## EXERCISE
State how many lines in the entries below contain "name". Write nothing but the number.

## INFORMATION SHOWN
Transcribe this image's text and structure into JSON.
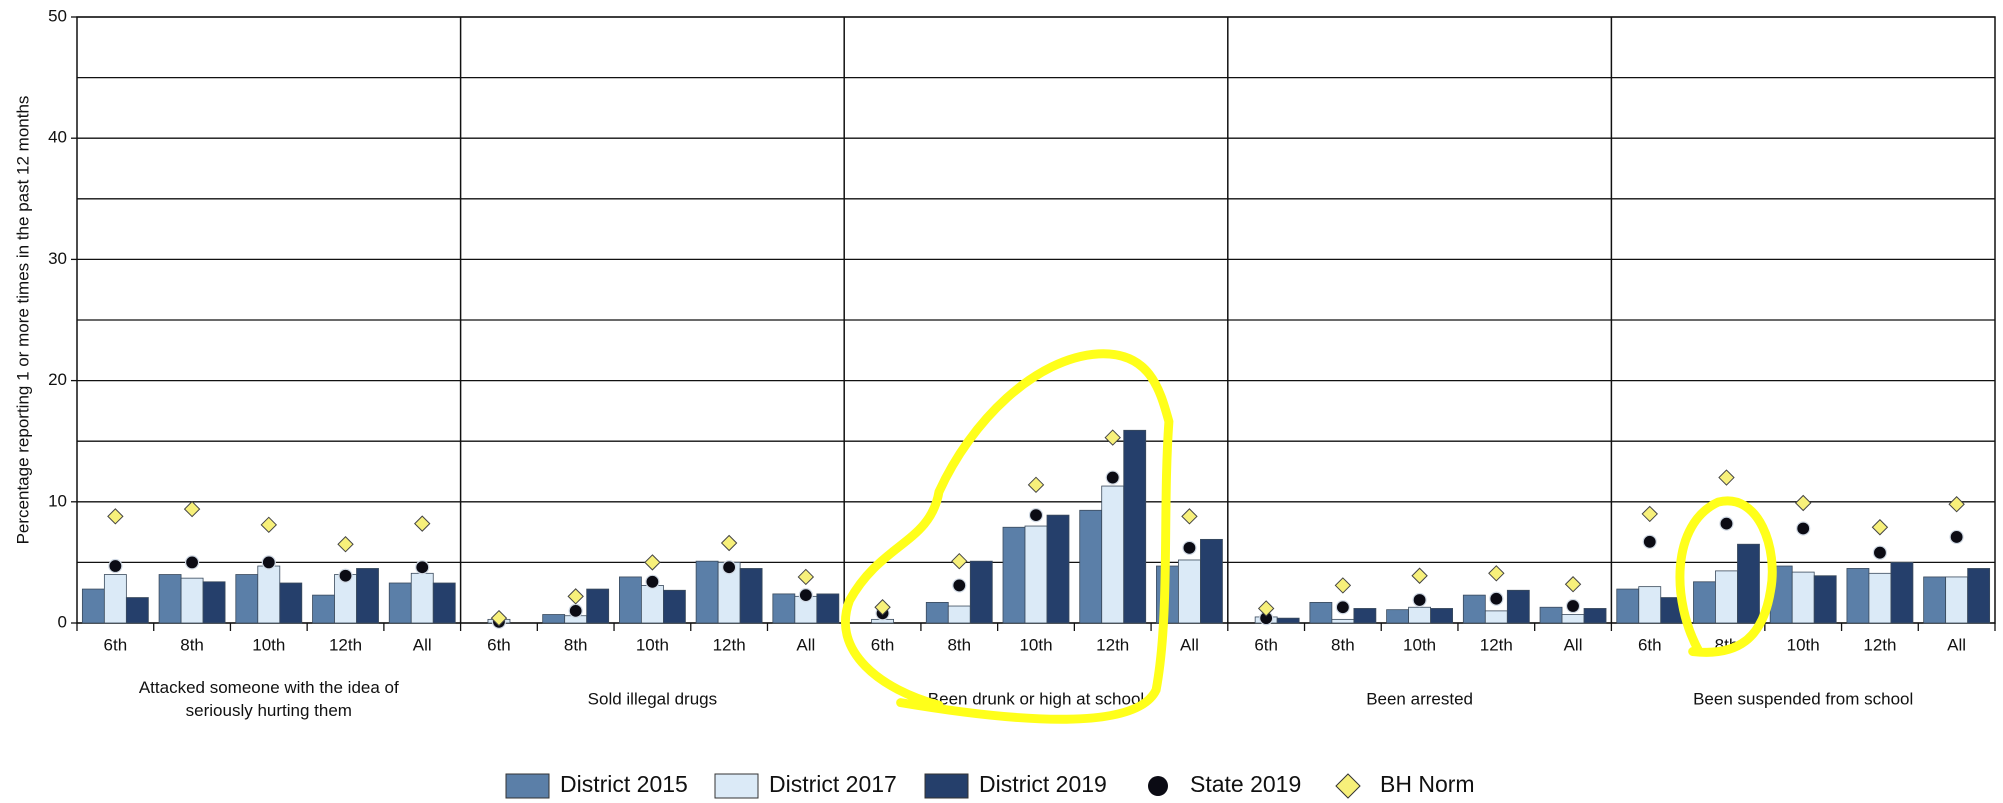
{
  "chart_data": {
    "type": "bar",
    "y_label": "Percentage reporting 1 or more times in the past 12 months",
    "groups": [
      [
        "Attacked someone with the idea of",
        "seriously hurting them"
      ],
      [
        "Sold illegal drugs"
      ],
      [
        "Been drunk or high at school"
      ],
      [
        "Been arrested"
      ],
      [
        "Been suspended from school"
      ]
    ],
    "categories": [
      "6th",
      "8th",
      "10th",
      "12th",
      "All",
      "6th",
      "8th",
      "10th",
      "12th",
      "All",
      "6th",
      "8th",
      "10th",
      "12th",
      "All",
      "6th",
      "8th",
      "10th",
      "12th",
      "All",
      "6th",
      "8th",
      "10th",
      "12th",
      "All"
    ],
    "series": [
      {
        "name": "District 2015",
        "kind": "bar",
        "color": "#5b7fa8",
        "values": [
          2.8,
          4.0,
          4.0,
          2.3,
          3.3,
          0,
          0.7,
          3.8,
          5.1,
          2.4,
          0,
          1.7,
          7.9,
          9.3,
          4.7,
          0,
          1.7,
          1.1,
          2.3,
          1.3,
          2.8,
          3.4,
          4.7,
          4.5,
          3.8
        ]
      },
      {
        "name": "District 2017",
        "kind": "bar",
        "color": "#dbeaf7",
        "values": [
          4.0,
          3.7,
          4.7,
          4.0,
          4.1,
          0.3,
          0.6,
          3.1,
          5.0,
          2.2,
          0.3,
          1.4,
          8.0,
          11.3,
          5.2,
          0.5,
          0.3,
          1.3,
          1.0,
          0.7,
          3.0,
          4.3,
          4.2,
          4.1,
          3.8
        ]
      },
      {
        "name": "District 2019",
        "kind": "bar",
        "color": "#253f6b",
        "values": [
          2.1,
          3.4,
          3.3,
          4.5,
          3.3,
          0,
          2.8,
          2.7,
          4.5,
          2.4,
          0,
          5.1,
          8.9,
          15.9,
          6.9,
          0.4,
          1.2,
          1.2,
          2.7,
          1.2,
          2.1,
          6.5,
          3.9,
          5.0,
          4.5
        ]
      },
      {
        "name": "State 2019",
        "kind": "circle",
        "color": "#0b0b14",
        "values": [
          4.7,
          5.0,
          5.0,
          3.9,
          4.6,
          0.1,
          1.0,
          3.4,
          4.6,
          2.3,
          0.8,
          3.1,
          8.9,
          12.0,
          6.2,
          0.4,
          1.3,
          1.9,
          2.0,
          1.4,
          6.7,
          8.2,
          7.8,
          5.8,
          7.1
        ]
      },
      {
        "name": "BH Norm",
        "kind": "diamond",
        "color": "#f7f07a",
        "values": [
          8.8,
          9.4,
          8.1,
          6.5,
          8.2,
          0.4,
          2.2,
          5.0,
          6.6,
          3.8,
          1.3,
          5.1,
          11.4,
          15.3,
          8.8,
          1.2,
          3.1,
          3.9,
          4.1,
          3.2,
          9.0,
          12.0,
          9.9,
          7.9,
          9.8
        ]
      }
    ],
    "ylim": [
      0,
      50
    ],
    "yticks": [
      0,
      10,
      20,
      30,
      40,
      50
    ],
    "yminor": [
      5,
      15,
      25,
      35,
      45
    ],
    "grid": true
  }
}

## FULL ANSWER
5